START Data records

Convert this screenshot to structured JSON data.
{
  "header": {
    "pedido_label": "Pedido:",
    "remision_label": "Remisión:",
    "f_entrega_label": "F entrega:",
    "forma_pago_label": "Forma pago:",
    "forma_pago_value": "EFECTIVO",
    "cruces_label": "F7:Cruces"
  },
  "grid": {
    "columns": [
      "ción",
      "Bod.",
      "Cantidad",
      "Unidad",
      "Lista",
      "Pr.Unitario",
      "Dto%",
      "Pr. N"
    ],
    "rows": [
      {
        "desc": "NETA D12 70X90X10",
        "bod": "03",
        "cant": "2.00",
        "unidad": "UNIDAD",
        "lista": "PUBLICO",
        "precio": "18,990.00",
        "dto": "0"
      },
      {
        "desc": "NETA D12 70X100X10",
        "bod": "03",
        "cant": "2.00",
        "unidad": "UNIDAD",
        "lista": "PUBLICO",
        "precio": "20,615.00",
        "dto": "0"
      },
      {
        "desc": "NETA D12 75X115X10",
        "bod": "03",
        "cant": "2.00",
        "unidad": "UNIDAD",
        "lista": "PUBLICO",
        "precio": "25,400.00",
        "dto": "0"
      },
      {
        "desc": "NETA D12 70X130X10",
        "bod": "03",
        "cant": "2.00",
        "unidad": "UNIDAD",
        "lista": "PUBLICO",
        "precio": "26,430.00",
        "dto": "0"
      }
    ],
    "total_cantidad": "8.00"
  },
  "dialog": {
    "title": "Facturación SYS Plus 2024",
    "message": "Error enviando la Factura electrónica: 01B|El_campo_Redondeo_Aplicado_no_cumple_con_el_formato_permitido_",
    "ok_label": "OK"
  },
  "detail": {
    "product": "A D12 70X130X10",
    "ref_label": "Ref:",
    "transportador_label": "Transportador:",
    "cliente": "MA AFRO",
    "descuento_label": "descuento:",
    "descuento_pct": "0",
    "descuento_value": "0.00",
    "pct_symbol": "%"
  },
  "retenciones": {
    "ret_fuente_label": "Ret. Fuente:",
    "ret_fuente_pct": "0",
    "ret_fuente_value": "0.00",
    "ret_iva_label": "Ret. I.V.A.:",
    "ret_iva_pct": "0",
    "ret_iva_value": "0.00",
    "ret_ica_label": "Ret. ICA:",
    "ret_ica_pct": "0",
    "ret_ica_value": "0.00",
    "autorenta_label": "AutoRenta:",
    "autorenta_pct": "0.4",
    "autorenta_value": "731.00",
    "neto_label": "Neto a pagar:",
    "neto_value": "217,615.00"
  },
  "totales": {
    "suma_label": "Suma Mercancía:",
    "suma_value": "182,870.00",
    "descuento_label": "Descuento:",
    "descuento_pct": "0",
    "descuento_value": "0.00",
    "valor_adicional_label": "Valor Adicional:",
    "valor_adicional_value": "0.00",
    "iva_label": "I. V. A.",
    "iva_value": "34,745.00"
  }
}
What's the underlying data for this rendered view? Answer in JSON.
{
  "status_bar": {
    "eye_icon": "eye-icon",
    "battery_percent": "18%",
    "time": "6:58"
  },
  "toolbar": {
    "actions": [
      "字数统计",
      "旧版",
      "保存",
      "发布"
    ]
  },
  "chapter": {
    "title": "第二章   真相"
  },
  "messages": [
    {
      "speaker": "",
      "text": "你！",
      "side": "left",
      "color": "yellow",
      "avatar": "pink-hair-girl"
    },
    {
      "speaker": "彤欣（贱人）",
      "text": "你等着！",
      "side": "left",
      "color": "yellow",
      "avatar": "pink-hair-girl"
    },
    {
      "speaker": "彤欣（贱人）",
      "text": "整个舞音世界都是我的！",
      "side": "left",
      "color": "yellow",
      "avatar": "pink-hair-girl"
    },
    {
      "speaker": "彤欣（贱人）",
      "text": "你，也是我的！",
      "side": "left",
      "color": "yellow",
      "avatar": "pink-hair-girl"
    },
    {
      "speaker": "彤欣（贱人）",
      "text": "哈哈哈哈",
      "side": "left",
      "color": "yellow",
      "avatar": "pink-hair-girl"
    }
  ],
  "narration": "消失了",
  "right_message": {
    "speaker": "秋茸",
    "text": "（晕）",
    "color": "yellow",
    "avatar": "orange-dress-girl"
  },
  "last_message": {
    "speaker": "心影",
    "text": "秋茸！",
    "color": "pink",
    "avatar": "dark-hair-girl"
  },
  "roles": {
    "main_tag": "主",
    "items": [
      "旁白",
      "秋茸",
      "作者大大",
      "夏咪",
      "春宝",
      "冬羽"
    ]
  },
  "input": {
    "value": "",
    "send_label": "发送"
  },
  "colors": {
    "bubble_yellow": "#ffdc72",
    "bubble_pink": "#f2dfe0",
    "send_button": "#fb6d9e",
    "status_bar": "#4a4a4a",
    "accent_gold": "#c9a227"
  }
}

END Data records

To do
Gather each line holding the string "this".

The result
Convert this screenshot to structured JSON data.
What's the underlying data for this rendered view? Answer in JSON.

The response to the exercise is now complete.